SET PROBLEM:
Pull out each line of the records holding the string "amount".
-------- RECORDS FOR THE EXERCISE --------
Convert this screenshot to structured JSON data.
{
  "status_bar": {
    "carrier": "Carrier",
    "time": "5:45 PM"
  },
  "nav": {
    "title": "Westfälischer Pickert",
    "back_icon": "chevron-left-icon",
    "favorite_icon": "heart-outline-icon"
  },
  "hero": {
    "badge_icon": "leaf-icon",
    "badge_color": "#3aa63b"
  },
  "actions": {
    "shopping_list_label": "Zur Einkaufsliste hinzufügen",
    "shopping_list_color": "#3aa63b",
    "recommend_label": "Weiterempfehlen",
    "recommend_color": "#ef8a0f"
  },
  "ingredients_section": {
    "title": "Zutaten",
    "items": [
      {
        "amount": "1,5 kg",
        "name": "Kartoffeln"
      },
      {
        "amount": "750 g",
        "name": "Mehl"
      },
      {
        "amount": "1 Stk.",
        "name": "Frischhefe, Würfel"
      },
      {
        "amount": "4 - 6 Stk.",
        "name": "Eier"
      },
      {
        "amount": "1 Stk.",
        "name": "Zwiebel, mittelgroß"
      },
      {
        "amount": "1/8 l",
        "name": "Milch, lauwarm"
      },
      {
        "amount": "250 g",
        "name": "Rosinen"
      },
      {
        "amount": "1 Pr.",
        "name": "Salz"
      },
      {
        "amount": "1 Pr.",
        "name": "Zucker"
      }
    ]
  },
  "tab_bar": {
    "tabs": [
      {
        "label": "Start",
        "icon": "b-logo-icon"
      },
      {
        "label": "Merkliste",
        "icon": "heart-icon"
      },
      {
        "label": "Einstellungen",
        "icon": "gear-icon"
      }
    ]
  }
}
--------
RESULT OF THE EXERCISE:
        "amount": "1,5 kg",
        "amount": "750 g",
        "amount": "1 Stk.",
        "amount": "4 - 6 Stk.",
        "amount": "1 Stk.",
        "amount": "1/8 l",
        "amount": "250 g",
        "amount": "1 Pr.",
        "amount": "1 Pr.",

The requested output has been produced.